## WHAT IS ASKED
Gather, from the listing beneath this task, every line holding the string "jaminan".

## EXTRACTED ENTRIES
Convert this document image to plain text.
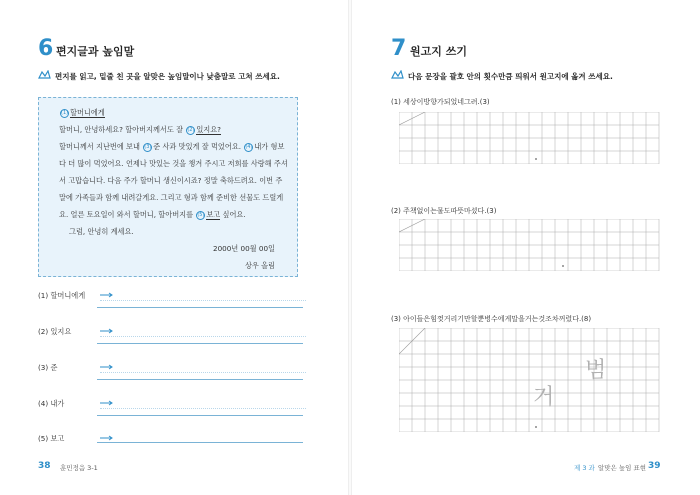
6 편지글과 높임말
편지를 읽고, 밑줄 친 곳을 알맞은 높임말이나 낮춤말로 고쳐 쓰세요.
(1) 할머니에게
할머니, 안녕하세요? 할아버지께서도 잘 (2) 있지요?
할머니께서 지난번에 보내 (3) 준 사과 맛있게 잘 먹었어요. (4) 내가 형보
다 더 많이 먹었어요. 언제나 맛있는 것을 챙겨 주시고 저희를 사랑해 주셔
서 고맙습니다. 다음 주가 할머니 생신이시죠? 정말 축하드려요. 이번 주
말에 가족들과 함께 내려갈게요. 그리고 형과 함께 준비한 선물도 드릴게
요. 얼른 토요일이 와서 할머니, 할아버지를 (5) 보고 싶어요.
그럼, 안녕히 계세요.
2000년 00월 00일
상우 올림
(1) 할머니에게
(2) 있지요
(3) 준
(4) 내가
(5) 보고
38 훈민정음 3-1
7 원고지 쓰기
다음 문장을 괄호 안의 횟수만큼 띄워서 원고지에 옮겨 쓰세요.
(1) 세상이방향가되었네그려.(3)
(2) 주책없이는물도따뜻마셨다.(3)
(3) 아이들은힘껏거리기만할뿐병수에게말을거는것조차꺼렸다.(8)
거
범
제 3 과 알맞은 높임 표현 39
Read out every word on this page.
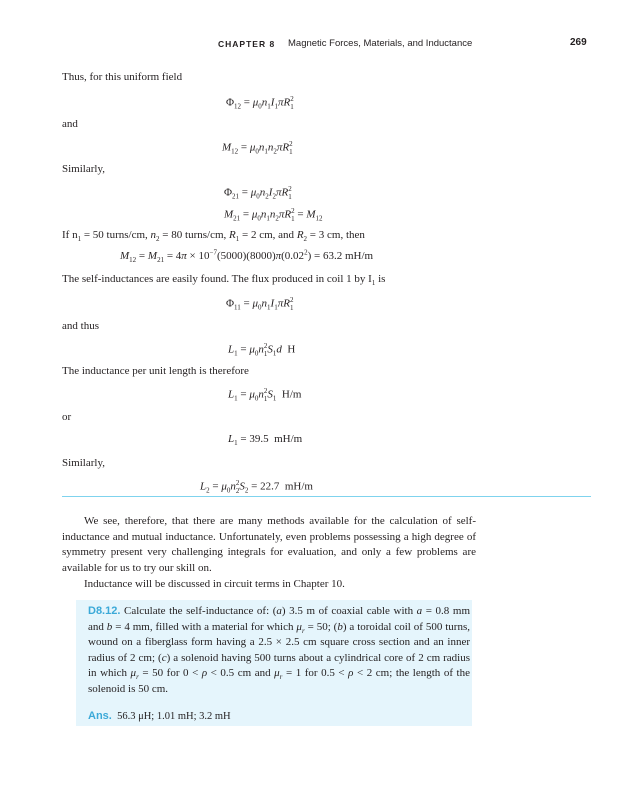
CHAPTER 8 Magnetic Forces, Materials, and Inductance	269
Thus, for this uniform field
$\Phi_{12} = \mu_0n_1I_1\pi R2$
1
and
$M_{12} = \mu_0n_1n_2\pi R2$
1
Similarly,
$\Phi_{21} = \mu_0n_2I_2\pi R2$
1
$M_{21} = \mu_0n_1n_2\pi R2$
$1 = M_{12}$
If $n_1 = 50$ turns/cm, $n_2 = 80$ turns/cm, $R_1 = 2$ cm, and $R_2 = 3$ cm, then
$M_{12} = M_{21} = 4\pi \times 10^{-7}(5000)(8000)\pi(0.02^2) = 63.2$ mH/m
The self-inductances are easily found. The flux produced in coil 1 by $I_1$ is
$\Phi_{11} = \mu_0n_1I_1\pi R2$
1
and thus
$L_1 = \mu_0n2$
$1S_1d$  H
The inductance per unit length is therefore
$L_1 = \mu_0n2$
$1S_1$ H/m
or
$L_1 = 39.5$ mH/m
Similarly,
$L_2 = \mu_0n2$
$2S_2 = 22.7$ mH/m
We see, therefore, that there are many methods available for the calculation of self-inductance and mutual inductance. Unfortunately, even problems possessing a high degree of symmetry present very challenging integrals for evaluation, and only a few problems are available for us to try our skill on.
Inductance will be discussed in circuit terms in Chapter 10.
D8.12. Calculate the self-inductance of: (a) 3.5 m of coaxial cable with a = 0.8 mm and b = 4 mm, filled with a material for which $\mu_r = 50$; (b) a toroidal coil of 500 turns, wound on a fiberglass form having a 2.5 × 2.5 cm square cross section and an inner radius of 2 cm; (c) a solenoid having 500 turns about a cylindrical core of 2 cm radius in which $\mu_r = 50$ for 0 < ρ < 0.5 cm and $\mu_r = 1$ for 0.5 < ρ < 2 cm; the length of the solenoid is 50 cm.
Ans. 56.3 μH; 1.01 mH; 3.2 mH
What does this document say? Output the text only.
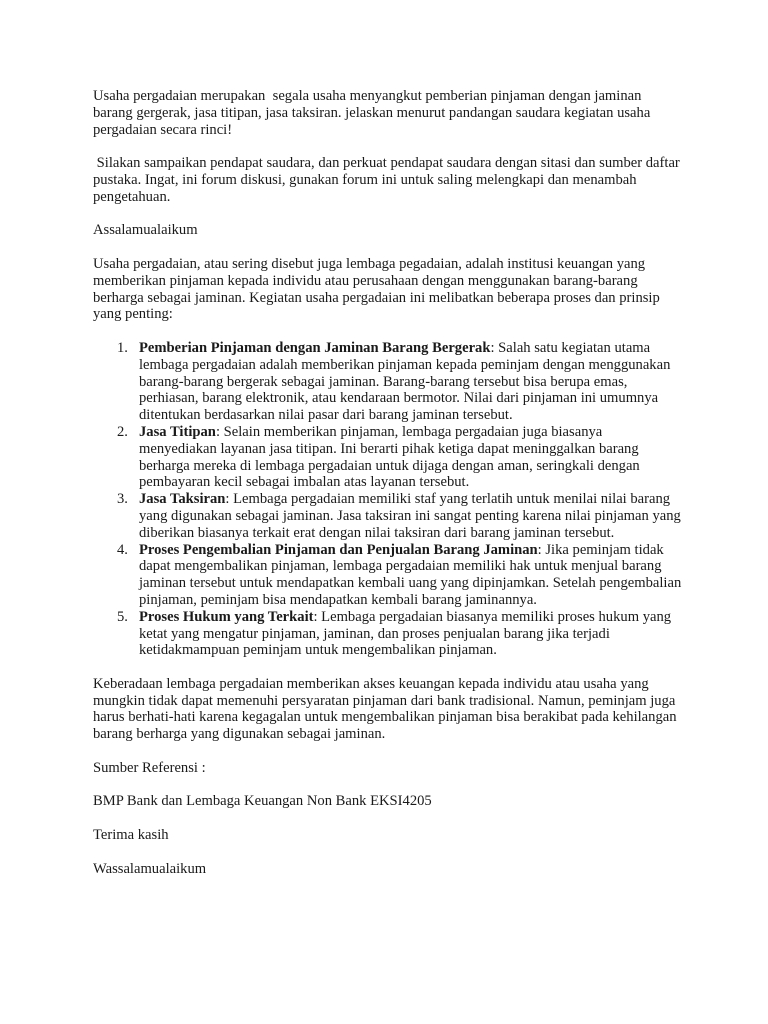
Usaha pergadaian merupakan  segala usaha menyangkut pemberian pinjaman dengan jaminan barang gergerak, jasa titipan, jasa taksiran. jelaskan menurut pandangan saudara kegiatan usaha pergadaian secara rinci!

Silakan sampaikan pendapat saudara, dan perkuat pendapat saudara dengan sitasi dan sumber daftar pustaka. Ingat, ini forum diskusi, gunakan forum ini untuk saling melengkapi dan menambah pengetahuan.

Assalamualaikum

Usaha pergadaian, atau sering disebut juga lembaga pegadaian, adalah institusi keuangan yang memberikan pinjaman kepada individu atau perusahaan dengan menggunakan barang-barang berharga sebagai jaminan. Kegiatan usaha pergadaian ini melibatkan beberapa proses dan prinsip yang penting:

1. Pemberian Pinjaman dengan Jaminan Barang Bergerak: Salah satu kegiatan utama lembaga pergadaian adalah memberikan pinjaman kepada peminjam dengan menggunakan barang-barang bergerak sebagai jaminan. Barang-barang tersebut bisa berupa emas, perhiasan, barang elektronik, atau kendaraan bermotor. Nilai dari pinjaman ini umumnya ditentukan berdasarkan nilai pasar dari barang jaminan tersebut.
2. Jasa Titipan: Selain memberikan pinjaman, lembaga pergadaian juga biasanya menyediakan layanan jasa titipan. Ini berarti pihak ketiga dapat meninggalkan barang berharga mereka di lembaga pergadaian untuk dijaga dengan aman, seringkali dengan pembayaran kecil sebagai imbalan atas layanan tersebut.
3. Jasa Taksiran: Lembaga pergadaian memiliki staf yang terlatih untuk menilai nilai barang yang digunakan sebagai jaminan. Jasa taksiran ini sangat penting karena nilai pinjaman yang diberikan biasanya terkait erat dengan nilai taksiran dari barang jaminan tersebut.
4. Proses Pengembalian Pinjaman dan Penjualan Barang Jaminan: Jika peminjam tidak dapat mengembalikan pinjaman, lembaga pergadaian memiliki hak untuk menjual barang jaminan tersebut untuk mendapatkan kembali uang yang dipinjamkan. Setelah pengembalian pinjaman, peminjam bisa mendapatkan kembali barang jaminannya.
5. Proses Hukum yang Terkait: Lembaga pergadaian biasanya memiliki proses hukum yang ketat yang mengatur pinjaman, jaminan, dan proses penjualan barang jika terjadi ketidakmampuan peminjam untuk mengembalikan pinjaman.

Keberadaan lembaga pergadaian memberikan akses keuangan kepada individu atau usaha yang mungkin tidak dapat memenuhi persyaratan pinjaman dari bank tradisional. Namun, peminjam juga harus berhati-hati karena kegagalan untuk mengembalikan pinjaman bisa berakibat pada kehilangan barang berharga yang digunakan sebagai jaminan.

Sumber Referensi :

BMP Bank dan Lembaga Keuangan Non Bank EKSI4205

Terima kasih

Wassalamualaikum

## SOLUTION FOR THIS TASK
Usaha pergadaian merupakan  segala usaha menyangkut pemberian pinjaman dengan jaminan barang gergerak, jasa titipan, jasa taksiran. jelaskan menurut pandangan saudara kegiatan usaha pergadaian secara rinci!
Usaha pergadaian, atau sering disebut juga lembaga pegadaian, adalah institusi keuangan yang memberikan pinjaman kepada individu atau perusahaan dengan menggunakan barang-barang berharga sebagai jaminan. Kegiatan usaha pergadaian ini melibatkan beberapa proses dan prinsip yang penting:
1. Pemberian Pinjaman dengan Jaminan Barang Bergerak: Salah satu kegiatan utama lembaga pergadaian adalah memberikan pinjaman kepada peminjam dengan menggunakan barang-barang bergerak sebagai jaminan. Barang-barang tersebut bisa berupa emas, perhiasan, barang elektronik, atau kendaraan bermotor. Nilai dari pinjaman ini umumnya ditentukan berdasarkan nilai pasar dari barang jaminan tersebut.
3. Jasa Taksiran: Lembaga pergadaian memiliki staf yang terlatih untuk menilai nilai barang yang digunakan sebagai jaminan. Jasa taksiran ini sangat penting karena nilai pinjaman yang diberikan biasanya terkait erat dengan nilai taksiran dari barang jaminan tersebut.
4. Proses Pengembalian Pinjaman dan Penjualan Barang Jaminan: Jika peminjam tidak dapat mengembalikan pinjaman, lembaga pergadaian memiliki hak untuk menjual barang jaminan tersebut untuk mendapatkan kembali uang yang dipinjamkan. Setelah pengembalian pinjaman, peminjam bisa mendapatkan kembali barang jaminannya.
5. Proses Hukum yang Terkait: Lembaga pergadaian biasanya memiliki proses hukum yang ketat yang mengatur pinjaman, jaminan, dan proses penjualan barang jika terjadi ketidakmampuan peminjam untuk mengembalikan pinjaman.
Keberadaan lembaga pergadaian memberikan akses keuangan kepada individu atau usaha yang mungkin tidak dapat memenuhi persyaratan pinjaman dari bank tradisional. Namun, peminjam juga harus berhati-hati karena kegagalan untuk mengembalikan pinjaman bisa berakibat pada kehilangan barang berharga yang digunakan sebagai jaminan.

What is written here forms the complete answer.